__Description of the task__
Rewrite the rows from the line containing "wire VDD rail right [269, 136, 303, 138]" through the line containing "svg-text:INV1: INV1 [194, 58, 213, 68]", changing "node dot" to "junction dot" and leaving everything else as it is.

⟨

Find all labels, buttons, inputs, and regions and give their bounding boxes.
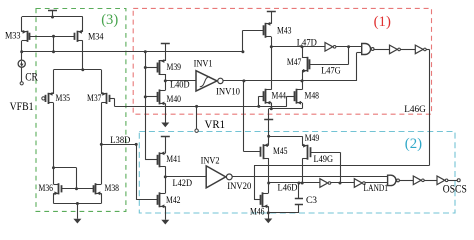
wire VDD rail right [269, 136, 303, 138]
wire diff pair top rail [54, 69, 102, 71]
wire M36 source down [53, 193, 55, 203]
ground symbol M42 [161, 220, 169, 225]
transistor M46 [262, 192, 264, 207]
wire top rail M33-M34 [22, 16, 83, 18]
wire M46 gate vertical [254, 166, 256, 200]
wire NAND1 out [374, 49, 390, 51]
svg-text:M49: M49 [305, 133, 320, 143]
node dot gate tie [52, 35, 55, 38]
svg-text:INV1: INV1 [194, 58, 213, 68]
svg-text:M37: M37 [87, 93, 102, 103]
wire M37 drain up [101, 70, 103, 94]
wire M49 gate L49G [310, 152, 340, 154]
wire M43 drain down [271, 37, 273, 47]
wire M49 drain down [302, 159, 304, 183]
wire L47G gate wire [310, 64, 349, 66]
node dot M33 drain rail [20, 50, 23, 53]
capacitor C3 [295, 198, 303, 200]
wire VR1 line [115, 106, 287, 108]
wire M46 ground stick [268, 213, 270, 219]
node dot L40D [164, 79, 167, 82]
svg-text:M36: M36 [39, 183, 54, 193]
wire bias rail [22, 51, 243, 53]
wire M38 source down [101, 193, 103, 203]
transistor M39 [159, 60, 161, 75]
wire M45 drain down [268, 158, 270, 183]
wire M33 source down [21, 41, 23, 52]
wire C3 bottom [298, 205, 300, 213]
wire M40 gate [145, 96, 157, 98]
svg-text:L46G: L46G [404, 104, 426, 114]
block (1) dashed red box [133, 8, 431, 114]
wire INV10 to M45 gate horiz [244, 151, 261, 153]
terminal VR1 open circle [195, 129, 198, 132]
current source CR wire upper [21, 52, 23, 61]
svg-text:M43: M43 [277, 26, 292, 36]
wire M34 drain up [82, 17, 84, 32]
wire M43 gate jog horizontal [243, 30, 263, 32]
ground symbol M46 [264, 219, 272, 224]
svg-text:INV2: INV2 [201, 155, 220, 165]
node dot L42D [164, 175, 167, 178]
svg-text:L38D: L38D [110, 135, 130, 145]
transistor M37 [106, 93, 108, 104]
svg-text:VFB1: VFB1 [10, 101, 34, 113]
wire CR to terminal [21, 67, 23, 82]
svg-text:INV10: INV10 [216, 86, 240, 96]
node dot M39 gate tap [144, 66, 147, 69]
wire L49G vertical [340, 152, 342, 183]
transistor M40 [159, 89, 161, 104]
node dot L49G tap [339, 182, 342, 185]
svg-text:M41: M41 [166, 154, 181, 164]
wire M47 bottom terminal [302, 71, 304, 90]
wire M41-M42 link [165, 166, 167, 193]
wire M37 gate down [114, 98, 116, 106]
wire L47G vertical [348, 47, 350, 65]
transistor M41 [159, 152, 161, 167]
transistor M33 [27, 31, 29, 42]
wire INV2 output line [232, 176, 387, 178]
VDD supply symbol M41 [161, 136, 170, 138]
node dot C3 tap [297, 182, 300, 185]
wire M33 drain up [21, 17, 23, 32]
wire source rail bottom [54, 203, 102, 205]
inverter block1 third [415, 45, 423, 54]
transistor M38 [95, 183, 97, 194]
svg-text:M34: M34 [88, 31, 104, 41]
wire VDD drop [268, 109, 270, 120]
wire M42 gate horizontal [136, 199, 157, 201]
svg-text:M40: M40 [167, 94, 182, 104]
wire gate-to-rail tie [53, 36, 55, 52]
wire M35 drain up [53, 70, 55, 94]
svg-text:M39: M39 [167, 62, 182, 72]
svg-text:M48: M48 [305, 90, 320, 100]
wire M43-M44 vertical [271, 47, 273, 90]
wire NAND1 bottom input vertical [356, 53, 358, 81]
terminal OSCS open circle [457, 179, 460, 182]
svg-text:M33: M33 [5, 31, 21, 41]
wire M43 gate jog vertical [242, 30, 244, 52]
wire L38D [101, 144, 136, 146]
transistor M34 [77, 31, 79, 42]
wire L46G top horizontal [426, 49, 429, 51]
wire diode tie vertical [76, 168, 78, 189]
node dot M44 gate tap [257, 105, 260, 108]
node dot L47D [270, 45, 273, 48]
VDD supply symbol top-left [48, 10, 57, 12]
wire M39 gate [145, 67, 157, 69]
inverter chain buffer4 [437, 176, 445, 185]
node dot ground tap [76, 202, 79, 205]
svg-text:M46: M46 [250, 207, 265, 217]
wire M45 top [268, 136, 270, 145]
VDD supply symbol mid [264, 119, 273, 121]
svg-text:LAND1: LAND1 [364, 183, 389, 193]
wire M42 source down [165, 206, 167, 219]
transistor M42 [159, 192, 161, 207]
wire LAND1 out [399, 180, 413, 182]
svg-text:(1): (1) [374, 14, 391, 30]
svg-text:L42D: L42D [173, 178, 193, 188]
wire M37 source down to L38D [101, 103, 103, 144]
transistor M44 [265, 89, 267, 104]
NAND gate block1 [362, 44, 371, 55]
wire M38 drain up [101, 144, 103, 184]
node dot M47-INV10 [301, 79, 304, 82]
node dot M47 top tap [301, 45, 304, 48]
node dot L38D right [135, 143, 138, 146]
wire gate tie M33-M34 [30, 36, 76, 38]
svg-text:(2): (2) [405, 136, 422, 152]
wire L40D to INV1 [165, 80, 196, 82]
svg-text:M45: M45 [273, 146, 288, 156]
node dot M40 gate tap [144, 95, 147, 98]
ground symbol diff pair [73, 219, 81, 224]
node dot L38D left [100, 143, 103, 146]
svg-text:L46D: L46D [278, 183, 298, 193]
wire to third inverter [400, 49, 415, 51]
wire buffer2 to LAND1 [365, 182, 387, 184]
svg-text:M42: M42 [166, 195, 181, 205]
wire INV10 down to M45 gate [243, 81, 245, 152]
node dot M34 drain junction [81, 68, 84, 71]
node dot VDD tap [51, 16, 54, 19]
svg-text:L47G: L47G [321, 65, 341, 75]
wire bias vertical [145, 52, 147, 160]
wire M46 gate horizontal [254, 199, 260, 201]
capacitor C3 top wire [298, 183, 300, 198]
wire buffer3 to buffer4 [424, 180, 437, 182]
wire M37 gate right [109, 98, 114, 100]
wire to OSCS terminal [448, 180, 458, 182]
wire L42D to INV2 [165, 176, 206, 178]
wire VFB1 to M35 gate [44, 98, 47, 100]
inverter chain buffer3 [413, 176, 421, 185]
node dot VDD mid rail [267, 135, 270, 138]
node dot INV10 branch [242, 79, 245, 82]
transistor M48 [296, 89, 298, 104]
svg-text:M38: M38 [105, 183, 120, 193]
wire VR1 down [196, 106, 198, 129]
block (2) dashed cyan box [139, 132, 455, 214]
svg-text:M44: M44 [272, 90, 287, 100]
wire L46G horizontal [254, 165, 429, 167]
terminal VFB1 open circle [42, 97, 45, 100]
wire L47D line [271, 46, 325, 48]
node dot VR1 tap [195, 105, 198, 108]
inverter block1 first [325, 43, 333, 52]
terminal CR open circle [20, 82, 23, 85]
wire M35 source down [53, 103, 55, 184]
svg-text:OSCS: OSCS [443, 184, 467, 196]
wire M36-M38 gate wire [61, 188, 93, 190]
wire M44 gate down [258, 96, 260, 106]
node dot bias rail tap [144, 50, 147, 53]
wire NAND1 bottom input stub [357, 52, 362, 54]
wire L47D to NAND1 [336, 46, 362, 48]
transistor M43 [265, 23, 267, 38]
wire VDD stick down [268, 119, 270, 136]
svg-text:C3: C3 [306, 195, 317, 205]
wire M40 source down [165, 103, 167, 122]
wire ground link to C3 [268, 212, 299, 214]
node dot L46D left [267, 182, 270, 185]
wire M44-M48 source rail [269, 108, 302, 110]
current source CR [18, 60, 25, 67]
node dot M46 ground [267, 211, 270, 214]
node dot M36 diode tap [52, 166, 55, 169]
svg-text:L49G: L49G [314, 154, 334, 164]
wire L46D line [269, 182, 320, 184]
transistor M49 [307, 145, 309, 160]
node dot L47G tap [347, 45, 350, 48]
svg-text:L40D: L40D [170, 79, 190, 89]
wire M47 top terminal [302, 47, 304, 58]
wire INV1 output [223, 80, 357, 82]
transistor M36 [58, 183, 60, 194]
svg-text:CR: CR [25, 71, 38, 83]
wire M44 gate jog [259, 96, 264, 98]
inverter block1 second [390, 45, 398, 54]
wire M46 source down [268, 206, 270, 213]
inverter INV1 schmitt [196, 71, 217, 91]
svg-text:M35: M35 [56, 93, 71, 103]
transistor M45 [263, 144, 265, 159]
wire diode tie horizontal [54, 167, 77, 169]
svg-text:VR1: VR1 [205, 119, 226, 131]
wire buffer1 to buffer2 [331, 182, 355, 184]
wire M46 drain up [268, 183, 270, 193]
wire L46G vertical [429, 49, 431, 165]
svg-text:L47D: L47D [297, 38, 317, 48]
ground symbol M40 [161, 123, 169, 128]
wire M39-M40 link [165, 74, 167, 90]
wire M41 gate horizontal [145, 159, 157, 161]
wire L38D vertical to M42 gate [136, 144, 138, 199]
node dot M44 source [270, 107, 273, 110]
node dot M43 gate-rail [241, 50, 244, 53]
VDD supply symbol M43 [267, 11, 276, 13]
transistor M35 [48, 93, 50, 104]
node dot M49 drain [301, 182, 304, 185]
NAND gate LAND1 [388, 175, 396, 185]
node dot M36-M38 gate tie [75, 187, 78, 190]
svg-text:INV20: INV20 [227, 181, 251, 191]
wire M48 source down [302, 103, 304, 109]
VDD supply symbol M39 [161, 43, 170, 45]
inverter chain buffer1 [320, 179, 328, 188]
transistor M47 [307, 57, 309, 72]
wire to ground [77, 204, 79, 219]
svg-text:(3): (3) [101, 12, 118, 28]
wire M49 top [302, 136, 304, 146]
block (3) dashed green box [36, 9, 126, 212]
inverter chain buffer2 [354, 179, 362, 188]
wire M48 gate down [286, 96, 288, 106]
svg-text:M47: M47 [287, 57, 302, 67]
wire M34 source down to diff rail [82, 41, 84, 70]
wire M44 source down [271, 103, 273, 109]
wire M48 gate jog [287, 96, 294, 98]
inverter INV2 [206, 166, 226, 188]
node dot tie rail [52, 50, 55, 53]
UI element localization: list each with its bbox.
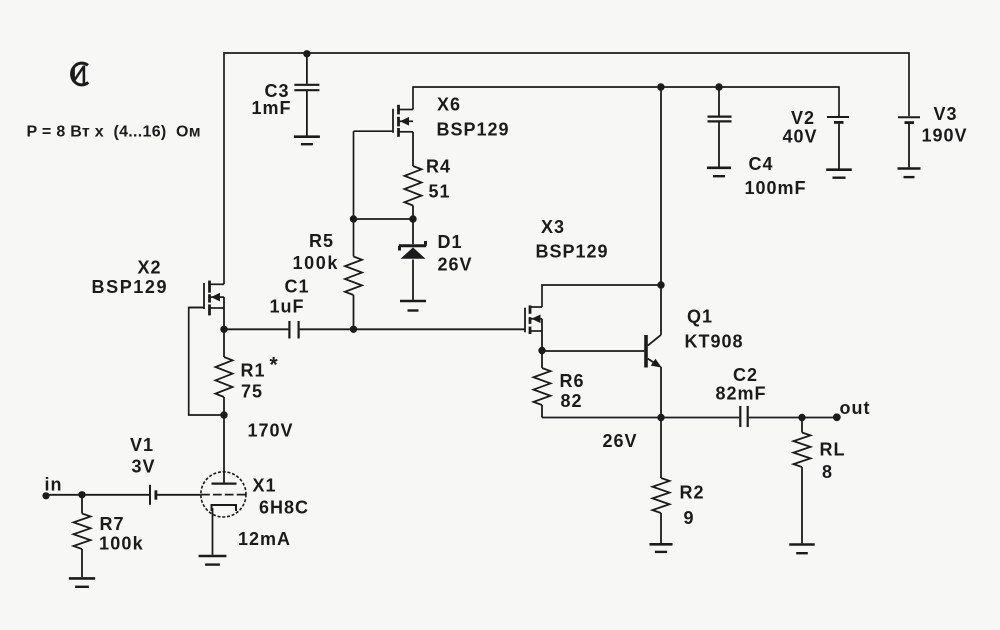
svg-text:40V: 40V [783, 127, 818, 147]
svg-text:51: 51 [429, 182, 451, 202]
svg-text:100k: 100k [99, 534, 144, 554]
svg-text:R1: R1 [241, 361, 266, 381]
svg-text:26V: 26V [438, 255, 473, 275]
svg-text:Q1: Q1 [687, 307, 713, 327]
svg-text:R7: R7 [100, 514, 125, 534]
svg-text:6H8C: 6H8C [259, 498, 309, 518]
svg-text:75: 75 [241, 382, 263, 402]
svg-text:C1: C1 [285, 277, 310, 297]
svg-text:9: 9 [684, 508, 695, 528]
svg-text:82mF: 82mF [716, 384, 767, 404]
svg-text:V2: V2 [791, 108, 815, 128]
svg-text:C4: C4 [749, 154, 774, 174]
svg-text:C2: C2 [733, 365, 758, 385]
svg-text:BSP129: BSP129 [92, 277, 169, 297]
svg-text:V1: V1 [130, 435, 154, 455]
svg-text:100mF: 100mF [745, 178, 807, 198]
svg-text:in: in [45, 475, 63, 495]
svg-text:170V: 170V [248, 421, 294, 441]
svg-text:P = 8 Вт х (4...16) Ом: P = 8 Вт х (4...16) Ом [27, 124, 201, 141]
svg-text:KT908: KT908 [685, 332, 744, 352]
svg-text:8: 8 [822, 462, 833, 482]
svg-text:100k: 100k [293, 253, 339, 273]
svg-text:26V: 26V [603, 431, 638, 451]
svg-text:V3: V3 [934, 104, 958, 124]
svg-text:X3: X3 [541, 217, 565, 237]
svg-text:3V: 3V [132, 457, 156, 477]
svg-text:X1: X1 [253, 476, 277, 496]
svg-text:12mA: 12mA [238, 529, 291, 549]
svg-text:BSP129: BSP129 [536, 242, 609, 262]
svg-text:X6: X6 [437, 95, 461, 115]
svg-text:D1: D1 [438, 232, 463, 252]
svg-text:82: 82 [561, 391, 583, 411]
svg-text:190V: 190V [922, 126, 968, 146]
svg-text:1uF: 1uF [270, 297, 305, 317]
svg-text:*: * [270, 354, 279, 377]
svg-text:out: out [840, 398, 871, 418]
svg-text:BSP129: BSP129 [437, 120, 510, 140]
svg-text:1mF: 1mF [252, 98, 292, 118]
svg-text:R5: R5 [309, 231, 334, 251]
svg-text:R6: R6 [560, 371, 585, 391]
svg-text:RL: RL [820, 440, 846, 460]
svg-text:R4: R4 [426, 157, 451, 177]
svg-text:R2: R2 [680, 483, 705, 503]
svg-text:X2: X2 [138, 258, 162, 278]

⟩

__Result below__
wire VDD rail right [269, 136, 303, 138]
wire diff pair top rail [54, 69, 102, 71]
wire M36 source down [53, 193, 55, 203]
ground symbol M42 [161, 220, 169, 225]
transistor M46 [262, 192, 264, 207]
wire top rail M33-M34 [22, 16, 83, 18]
wire M46 gate vertical [254, 166, 256, 200]
wire NAND1 out [374, 49, 390, 51]
svg-text:M49: M49 [305, 133, 320, 143]
junction dot gate tie [52, 35, 55, 38]
svg-text:INV1: INV1 [194, 58, 213, 68]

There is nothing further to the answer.